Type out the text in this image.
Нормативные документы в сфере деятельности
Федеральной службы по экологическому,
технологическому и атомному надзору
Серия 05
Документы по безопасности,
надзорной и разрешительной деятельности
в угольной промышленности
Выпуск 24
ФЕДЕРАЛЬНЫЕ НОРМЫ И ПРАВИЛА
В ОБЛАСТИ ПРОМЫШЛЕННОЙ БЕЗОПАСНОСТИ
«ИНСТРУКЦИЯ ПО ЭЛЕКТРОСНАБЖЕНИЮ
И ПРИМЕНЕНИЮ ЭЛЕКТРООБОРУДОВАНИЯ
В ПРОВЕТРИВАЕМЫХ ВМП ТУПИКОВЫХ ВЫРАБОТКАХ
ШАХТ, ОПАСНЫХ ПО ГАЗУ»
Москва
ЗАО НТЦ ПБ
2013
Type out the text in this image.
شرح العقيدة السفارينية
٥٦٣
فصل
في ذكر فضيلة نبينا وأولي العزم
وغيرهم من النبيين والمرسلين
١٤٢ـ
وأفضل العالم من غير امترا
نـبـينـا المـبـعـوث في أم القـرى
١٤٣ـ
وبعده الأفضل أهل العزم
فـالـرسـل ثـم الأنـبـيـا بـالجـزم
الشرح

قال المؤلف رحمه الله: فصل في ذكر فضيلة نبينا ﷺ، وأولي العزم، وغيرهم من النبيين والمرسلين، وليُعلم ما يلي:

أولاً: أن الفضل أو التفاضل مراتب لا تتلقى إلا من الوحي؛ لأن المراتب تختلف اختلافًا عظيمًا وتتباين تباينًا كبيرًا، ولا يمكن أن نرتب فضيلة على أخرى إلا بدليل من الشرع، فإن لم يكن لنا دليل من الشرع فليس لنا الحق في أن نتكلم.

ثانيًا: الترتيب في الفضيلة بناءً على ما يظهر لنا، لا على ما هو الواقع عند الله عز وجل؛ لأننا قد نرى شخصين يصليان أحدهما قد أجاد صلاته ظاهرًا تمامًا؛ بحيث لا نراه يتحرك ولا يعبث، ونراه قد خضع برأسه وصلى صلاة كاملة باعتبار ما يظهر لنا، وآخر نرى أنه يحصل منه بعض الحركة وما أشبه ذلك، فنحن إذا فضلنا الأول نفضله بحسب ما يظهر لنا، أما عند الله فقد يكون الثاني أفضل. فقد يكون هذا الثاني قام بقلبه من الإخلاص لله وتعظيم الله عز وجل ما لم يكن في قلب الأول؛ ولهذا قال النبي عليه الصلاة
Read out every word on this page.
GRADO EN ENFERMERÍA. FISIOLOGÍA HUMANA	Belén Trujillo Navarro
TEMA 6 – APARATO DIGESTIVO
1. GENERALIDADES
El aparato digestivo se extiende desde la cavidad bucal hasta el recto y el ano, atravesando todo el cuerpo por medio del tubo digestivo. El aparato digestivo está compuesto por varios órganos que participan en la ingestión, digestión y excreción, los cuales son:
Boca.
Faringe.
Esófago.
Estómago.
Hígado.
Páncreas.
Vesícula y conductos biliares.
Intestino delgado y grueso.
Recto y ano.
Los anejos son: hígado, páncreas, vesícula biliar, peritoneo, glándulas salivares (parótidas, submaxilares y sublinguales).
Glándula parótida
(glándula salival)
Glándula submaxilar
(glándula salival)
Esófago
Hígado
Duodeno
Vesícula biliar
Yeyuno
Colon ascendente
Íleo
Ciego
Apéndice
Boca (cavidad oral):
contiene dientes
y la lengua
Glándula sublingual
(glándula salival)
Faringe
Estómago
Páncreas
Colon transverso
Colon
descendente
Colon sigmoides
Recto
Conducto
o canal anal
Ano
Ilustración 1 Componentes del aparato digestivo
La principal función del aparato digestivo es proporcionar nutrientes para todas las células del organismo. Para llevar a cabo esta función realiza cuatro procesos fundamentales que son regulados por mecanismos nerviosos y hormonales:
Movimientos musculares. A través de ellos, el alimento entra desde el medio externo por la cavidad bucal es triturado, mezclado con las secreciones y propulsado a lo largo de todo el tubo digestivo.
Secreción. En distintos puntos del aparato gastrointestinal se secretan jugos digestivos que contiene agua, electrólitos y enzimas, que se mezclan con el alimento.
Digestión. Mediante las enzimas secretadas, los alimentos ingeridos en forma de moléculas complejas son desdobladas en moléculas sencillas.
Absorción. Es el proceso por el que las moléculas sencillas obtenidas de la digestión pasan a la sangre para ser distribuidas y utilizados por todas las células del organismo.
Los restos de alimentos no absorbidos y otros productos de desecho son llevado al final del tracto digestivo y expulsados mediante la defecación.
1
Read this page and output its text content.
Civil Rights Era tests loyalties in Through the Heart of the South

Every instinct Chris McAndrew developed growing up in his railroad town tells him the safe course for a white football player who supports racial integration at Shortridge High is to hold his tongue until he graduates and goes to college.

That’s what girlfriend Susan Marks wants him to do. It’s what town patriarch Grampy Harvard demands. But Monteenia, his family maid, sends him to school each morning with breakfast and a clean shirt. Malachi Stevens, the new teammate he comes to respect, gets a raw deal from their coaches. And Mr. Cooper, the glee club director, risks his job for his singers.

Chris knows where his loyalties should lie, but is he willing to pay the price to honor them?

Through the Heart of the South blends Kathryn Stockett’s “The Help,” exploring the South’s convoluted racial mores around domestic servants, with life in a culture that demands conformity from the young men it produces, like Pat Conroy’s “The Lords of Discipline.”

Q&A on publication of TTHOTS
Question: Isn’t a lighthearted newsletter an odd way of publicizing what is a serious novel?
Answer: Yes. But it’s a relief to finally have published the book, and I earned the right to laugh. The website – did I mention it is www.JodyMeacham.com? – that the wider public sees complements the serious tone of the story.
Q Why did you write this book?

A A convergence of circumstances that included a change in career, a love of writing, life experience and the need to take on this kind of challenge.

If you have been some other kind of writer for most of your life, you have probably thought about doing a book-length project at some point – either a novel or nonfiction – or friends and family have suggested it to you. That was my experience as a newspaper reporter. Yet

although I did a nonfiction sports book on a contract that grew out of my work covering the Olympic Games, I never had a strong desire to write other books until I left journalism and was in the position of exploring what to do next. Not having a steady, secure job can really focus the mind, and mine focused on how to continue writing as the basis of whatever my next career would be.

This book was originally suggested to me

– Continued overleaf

WHAT IS BEING ASKED
Each entry above is to be printed again exactly.

RESPONSE BELOW
Type out the text in this image.
Нормативные документы в сфере деятельности
Федеральной службы по экологическому,
технологическому и атомному надзору
Серия 05
Документы по безопасности,
надзорной и разрешительной деятельности
в угольной промышленности
Выпуск 24
ФЕДЕРАЛЬНЫЕ НОРМЫ И ПРАВИЛА
В ОБЛАСТИ ПРОМЫШЛЕННОЙ БЕЗОПАСНОСТИ
«ИНСТРУКЦИЯ ПО ЭЛЕКТРОСНАБЖЕНИЮ
И ПРИМЕНЕНИЮ ЭЛЕКТРООБОРУДОВАНИЯ
В ПРОВЕТРИВАЕМЫХ ВМП ТУПИКОВЫХ ВЫРАБОТКАХ
ШАХТ, ОПАСНЫХ ПО ГАЗУ»
Москва
ЗАО НТЦ ПБ
2013
Type out the text in this image.
شرح العقيدة السفارينية
٥٦٣
فصل
في ذكر فضيلة نبينا وأولي العزم
وغيرهم من النبيين والمرسلين
١٤٢ـ
وأفضل العالم من غير امترا
نـبـينـا المـبـعـوث في أم القـرى
١٤٣ـ
وبعده الأفضل أهل العزم
فـالـرسـل ثـم الأنـبـيـا بـالجـزم
الشرح

قال المؤلف رحمه الله: فصل في ذكر فضيلة نبينا ﷺ، وأولي العزم، وغيرهم من النبيين والمرسلين، وليُعلم ما يلي:

أولاً: أن الفضل أو التفاضل مراتب لا تتلقى إلا من الوحي؛ لأن المراتب تختلف اختلافًا عظيمًا وتتباين تباينًا كبيرًا، ولا يمكن أن نرتب فضيلة على أخرى إلا بدليل من الشرع، فإن لم يكن لنا دليل من الشرع فليس لنا الحق في أن نتكلم.

ثانيًا: الترتيب في الفضيلة بناءً على ما يظهر لنا، لا على ما هو الواقع عند الله عز وجل؛ لأننا قد نرى شخصين يصليان أحدهما قد أجاد صلاته ظاهرًا تمامًا؛ بحيث لا نراه يتحرك ولا يعبث، ونراه قد خضع برأسه وصلى صلاة كاملة باعتبار ما يظهر لنا، وآخر نرى أنه يحصل منه بعض الحركة وما أشبه ذلك، فنحن إذا فضلنا الأول نفضله بحسب ما يظهر لنا، أما عند الله فقد يكون الثاني أفضل. فقد يكون هذا الثاني قام بقلبه من الإخلاص لله وتعظيم الله عز وجل ما لم يكن في قلب الأول؛ ولهذا قال النبي عليه الصلاة
Read out every word on this page.
GRADO EN ENFERMERÍA. FISIOLOGÍA HUMANA	Belén Trujillo Navarro
TEMA 6 – APARATO DIGESTIVO
1. GENERALIDADES
El aparato digestivo se extiende desde la cavidad bucal hasta el recto y el ano, atravesando todo el cuerpo por medio del tubo digestivo. El aparato digestivo está compuesto por varios órganos que participan en la ingestión, digestión y excreción, los cuales son:
Boca.
Faringe.
Esófago.
Estómago.
Hígado.
Páncreas.
Vesícula y conductos biliares.
Intestino delgado y grueso.
Recto y ano.
Los anejos son: hígado, páncreas, vesícula biliar, peritoneo, glándulas salivares (parótidas, submaxilares y sublinguales).
Glándula parótida
(glándula salival)
Glándula submaxilar
(glándula salival)
Esófago
Hígado
Duodeno
Vesícula biliar
Yeyuno
Colon ascendente
Íleo
Ciego
Apéndice
Boca (cavidad oral):
contiene dientes
y la lengua
Glándula sublingual
(glándula salival)
Faringe
Estómago
Páncreas
Colon transverso
Colon
descendente
Colon sigmoides
Recto
Conducto
o canal anal
Ano
Ilustración 1 Componentes del aparato digestivo
La principal función del aparato digestivo es proporcionar nutrientes para todas las células del organismo. Para llevar a cabo esta función realiza cuatro procesos fundamentales que son regulados por mecanismos nerviosos y hormonales:
Movimientos musculares. A través de ellos, el alimento entra desde el medio externo por la cavidad bucal es triturado, mezclado con las secreciones y propulsado a lo largo de todo el tubo digestivo.
Secreción. En distintos puntos del aparato gastrointestinal se secretan jugos digestivos que contiene agua, electrólitos y enzimas, que se mezclan con el alimento.
Digestión. Mediante las enzimas secretadas, los alimentos ingeridos en forma de moléculas complejas son desdobladas en moléculas sencillas.
Absorción. Es el proceso por el que las moléculas sencillas obtenidas de la digestión pasan a la sangre para ser distribuidas y utilizados por todas las células del organismo.
Los restos de alimentos no absorbidos y otros productos de desecho son llevado al final del tracto digestivo y expulsados mediante la defecación.
1
Read this page and output its text content.
Civil Rights Era tests loyalties in Through the Heart of the South

Every instinct Chris McAndrew developed growing up in his railroad town tells him the safe course for a white football player who supports racial integration at Shortridge High is to hold his tongue until he graduates and goes to college.

That’s what girlfriend Susan Marks wants him to do. It’s what town patriarch Grampy Harvard demands. But Monteenia, his family maid, sends him to school each morning with breakfast and a clean shirt. Malachi Stevens, the new teammate he comes to respect, gets a raw deal from their coaches. And Mr. Cooper, the glee club director, risks his job for his singers.

Chris knows where his loyalties should lie, but is he willing to pay the price to honor them?

Through the Heart of the South blends Kathryn Stockett’s “The Help,” exploring the South’s convoluted racial mores around domestic servants, with life in a culture that demands conformity from the young men it produces, like Pat Conroy’s “The Lords of Discipline.”

Q&A on publication of TTHOTS
Question: Isn’t a lighthearted newsletter an odd way of publicizing what is a serious novel?
Answer: Yes. But it’s a relief to finally have published the book, and I earned the right to laugh. The website – did I mention it is www.JodyMeacham.com? – that the wider public sees complements the serious tone of the story.
Q Why did you write this book?

A A convergence of circumstances that included a change in career, a love of writing, life experience and the need to take on this kind of challenge.

If you have been some other kind of writer for most of your life, you have probably thought about doing a book-length project at some point – either a novel or nonfiction – or friends and family have suggested it to you. That was my experience as a newspaper reporter. Yet

although I did a nonfiction sports book on a contract that grew out of my work covering the Olympic Games, I never had a strong desire to write other books until I left journalism and was in the position of exploring what to do next. Not having a steady, secure job can really focus the mind, and mine focused on how to continue writing as the basis of whatever my next career would be.

This book was originally suggested to me

– Continued overleaf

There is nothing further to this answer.